◆ PROBLEM TO WORK ON
The listing below should be printed exactly, every line of it. Skip the pictures.
— Begin DATASET ENTRIES —
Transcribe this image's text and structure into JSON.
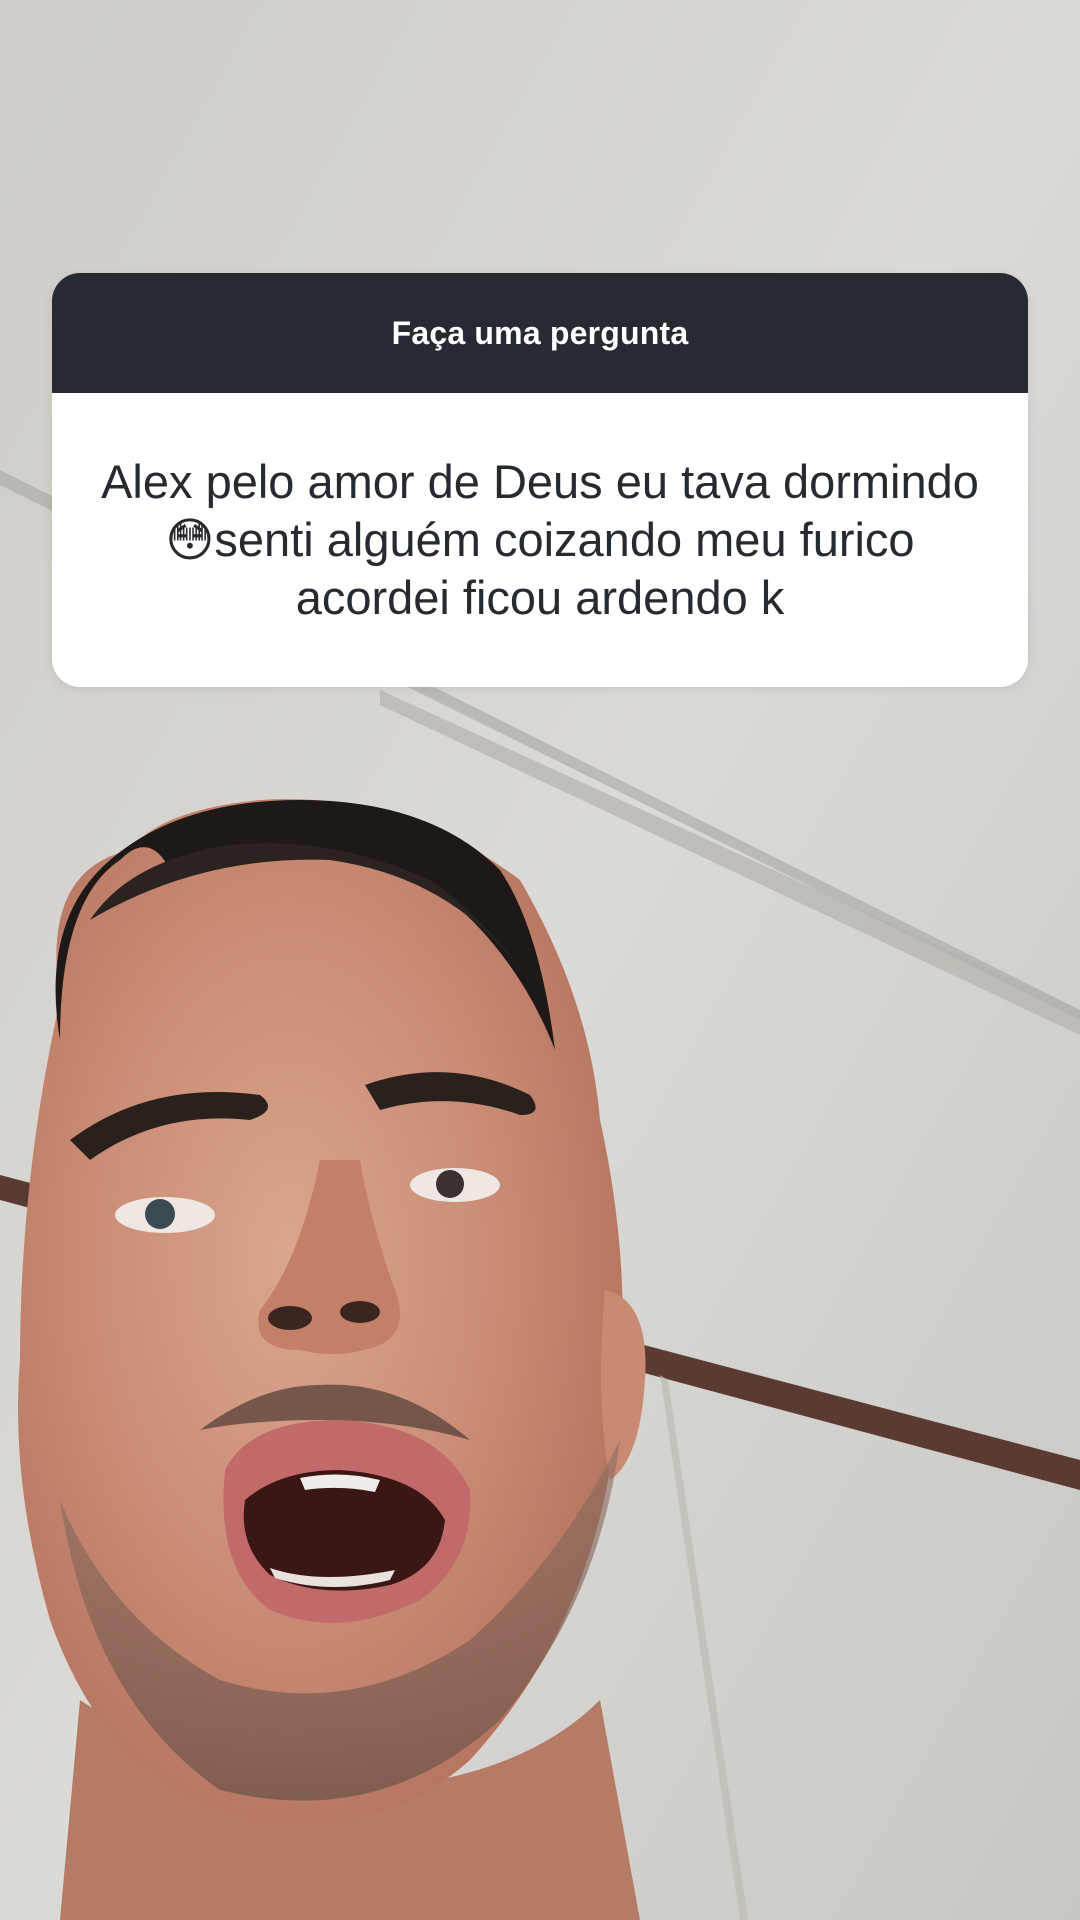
{
  "question_sticker": {
    "title": "Faça uma pergunta",
    "question_text": "Alex pelo amor de Deus eu tava dormindo😳senti alguém coizando meu furico acordei ficou ardendo k"
  },
  "colors": {
    "header_bg": "#262a31",
    "card_bg": "#ffffff",
    "title_text": "#ffffff",
    "body_text": "#262a31",
    "wall": "#d9d7d2"
  },
  "background": {
    "scene": "selfie-video-frame"
  }
}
— End DATASET ENTRIES —
◆ WORKED SOLUTION
Transcribe this image's text and structure into JSON.
{
  "question_sticker": {
    "title": "Faça uma pergunta",
    "question_text": "Alex pelo amor de Deus eu tava dormindo😳senti alguém coizando meu furico acordei ficou ardendo k"
  },
  "colors": {
    "header_bg": "#262a31",
    "card_bg": "#ffffff",
    "title_text": "#ffffff",
    "body_text": "#262a31",
    "wall": "#d9d7d2"
  },
  "background": {
    "scene": "selfie-video-frame"
  }
}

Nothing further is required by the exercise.